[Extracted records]
|---|
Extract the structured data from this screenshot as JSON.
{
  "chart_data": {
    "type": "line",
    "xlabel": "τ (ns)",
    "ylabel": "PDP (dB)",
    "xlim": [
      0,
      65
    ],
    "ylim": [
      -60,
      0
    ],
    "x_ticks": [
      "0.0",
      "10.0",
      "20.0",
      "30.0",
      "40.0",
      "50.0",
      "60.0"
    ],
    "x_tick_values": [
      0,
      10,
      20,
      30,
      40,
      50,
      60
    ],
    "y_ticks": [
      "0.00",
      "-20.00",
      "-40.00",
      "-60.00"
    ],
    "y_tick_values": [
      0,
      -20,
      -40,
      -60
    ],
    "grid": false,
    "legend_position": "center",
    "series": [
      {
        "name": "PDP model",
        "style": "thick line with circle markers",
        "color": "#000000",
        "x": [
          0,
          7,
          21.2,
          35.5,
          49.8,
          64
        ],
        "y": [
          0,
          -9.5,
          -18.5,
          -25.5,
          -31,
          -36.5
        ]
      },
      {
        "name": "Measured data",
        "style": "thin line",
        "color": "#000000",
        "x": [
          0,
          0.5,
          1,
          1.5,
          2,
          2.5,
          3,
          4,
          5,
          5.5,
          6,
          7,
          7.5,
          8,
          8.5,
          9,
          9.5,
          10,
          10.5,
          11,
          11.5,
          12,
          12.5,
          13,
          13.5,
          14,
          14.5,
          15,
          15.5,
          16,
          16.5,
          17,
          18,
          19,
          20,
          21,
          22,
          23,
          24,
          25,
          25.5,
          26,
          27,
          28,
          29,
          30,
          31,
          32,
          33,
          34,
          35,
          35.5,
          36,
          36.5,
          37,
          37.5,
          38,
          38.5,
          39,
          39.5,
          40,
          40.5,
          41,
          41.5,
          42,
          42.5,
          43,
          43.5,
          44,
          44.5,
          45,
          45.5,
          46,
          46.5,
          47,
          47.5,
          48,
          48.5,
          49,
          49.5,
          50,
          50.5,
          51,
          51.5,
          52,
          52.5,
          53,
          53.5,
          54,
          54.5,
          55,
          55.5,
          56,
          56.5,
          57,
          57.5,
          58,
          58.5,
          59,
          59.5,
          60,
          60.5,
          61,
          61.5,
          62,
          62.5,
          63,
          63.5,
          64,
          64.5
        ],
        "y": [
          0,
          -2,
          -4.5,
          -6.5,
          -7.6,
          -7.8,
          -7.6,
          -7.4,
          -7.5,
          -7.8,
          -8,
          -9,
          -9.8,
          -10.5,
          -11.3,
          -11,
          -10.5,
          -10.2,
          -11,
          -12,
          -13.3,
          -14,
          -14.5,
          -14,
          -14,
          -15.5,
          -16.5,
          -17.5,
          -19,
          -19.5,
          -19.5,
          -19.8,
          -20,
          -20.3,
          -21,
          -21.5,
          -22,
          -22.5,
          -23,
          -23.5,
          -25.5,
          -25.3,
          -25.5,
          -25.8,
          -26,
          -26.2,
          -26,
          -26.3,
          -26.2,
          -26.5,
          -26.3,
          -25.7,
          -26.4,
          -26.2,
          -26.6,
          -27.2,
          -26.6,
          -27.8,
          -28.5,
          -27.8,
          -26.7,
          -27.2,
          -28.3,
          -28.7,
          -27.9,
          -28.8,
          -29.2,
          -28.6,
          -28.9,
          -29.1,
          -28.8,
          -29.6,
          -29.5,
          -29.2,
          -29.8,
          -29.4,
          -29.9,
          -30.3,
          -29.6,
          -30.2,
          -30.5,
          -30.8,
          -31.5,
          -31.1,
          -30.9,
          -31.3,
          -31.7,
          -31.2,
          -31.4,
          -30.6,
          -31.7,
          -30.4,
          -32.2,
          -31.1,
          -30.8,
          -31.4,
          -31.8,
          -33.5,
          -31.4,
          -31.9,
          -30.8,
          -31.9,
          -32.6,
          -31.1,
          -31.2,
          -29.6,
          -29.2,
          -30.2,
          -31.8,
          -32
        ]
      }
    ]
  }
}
|---|
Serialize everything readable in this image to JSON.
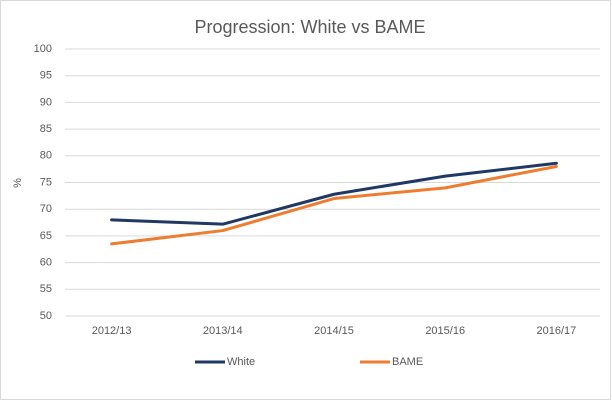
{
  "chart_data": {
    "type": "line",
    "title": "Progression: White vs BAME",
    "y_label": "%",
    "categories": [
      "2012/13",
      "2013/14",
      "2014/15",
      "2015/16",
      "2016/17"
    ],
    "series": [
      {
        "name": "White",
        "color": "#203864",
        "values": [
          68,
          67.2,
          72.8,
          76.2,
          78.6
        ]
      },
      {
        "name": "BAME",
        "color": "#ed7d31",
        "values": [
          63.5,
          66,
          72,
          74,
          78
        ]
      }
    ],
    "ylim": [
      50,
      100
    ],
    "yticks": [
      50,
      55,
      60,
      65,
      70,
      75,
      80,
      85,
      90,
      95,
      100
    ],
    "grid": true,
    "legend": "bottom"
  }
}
|---|
REQUIREMENT:
The lines to collect are those holding the string "BAME"; copy them all.

RESULT OF THE EXERCISE:
    "title": "Progression: White vs BAME",
        "name": "BAME",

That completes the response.